▸ Requirements
Quote each line of the material verbatim, without the pictures.

▸ Information given
######

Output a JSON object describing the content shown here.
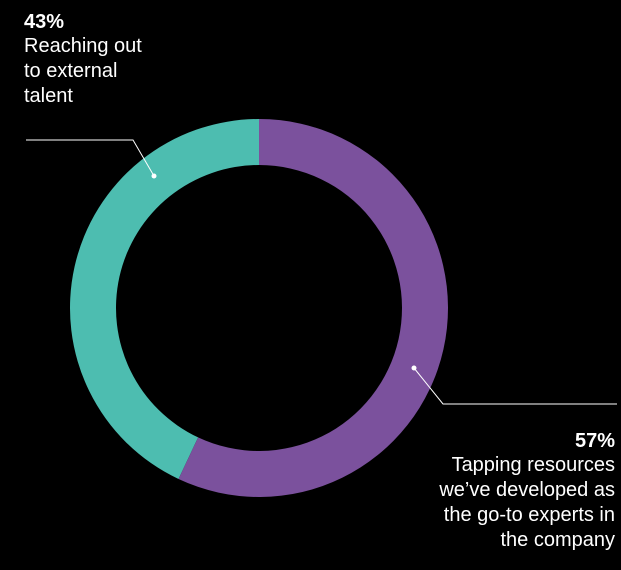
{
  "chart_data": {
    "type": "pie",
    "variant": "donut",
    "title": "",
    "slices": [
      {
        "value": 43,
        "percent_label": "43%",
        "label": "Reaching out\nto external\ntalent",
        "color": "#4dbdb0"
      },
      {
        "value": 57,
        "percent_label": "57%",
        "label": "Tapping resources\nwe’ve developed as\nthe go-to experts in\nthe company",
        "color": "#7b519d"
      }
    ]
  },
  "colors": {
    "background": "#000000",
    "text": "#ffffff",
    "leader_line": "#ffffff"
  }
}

######

▸ Output below
Output a JSON object describing the content shown here.
{
  "chart_data": {
    "type": "pie",
    "variant": "donut",
    "title": "",
    "slices": [
      {
        "value": 43,
        "percent_label": "43%",
        "label": "Reaching out\nto external\ntalent",
        "color": "#4dbdb0"
      },
      {
        "value": 57,
        "percent_label": "57%",
        "label": "Tapping resources\nwe’ve developed as\nthe go-to experts in\nthe company",
        "color": "#7b519d"
      }
    ]
  },
  "colors": {
    "background": "#000000",
    "text": "#ffffff",
    "leader_line": "#ffffff"
  }
}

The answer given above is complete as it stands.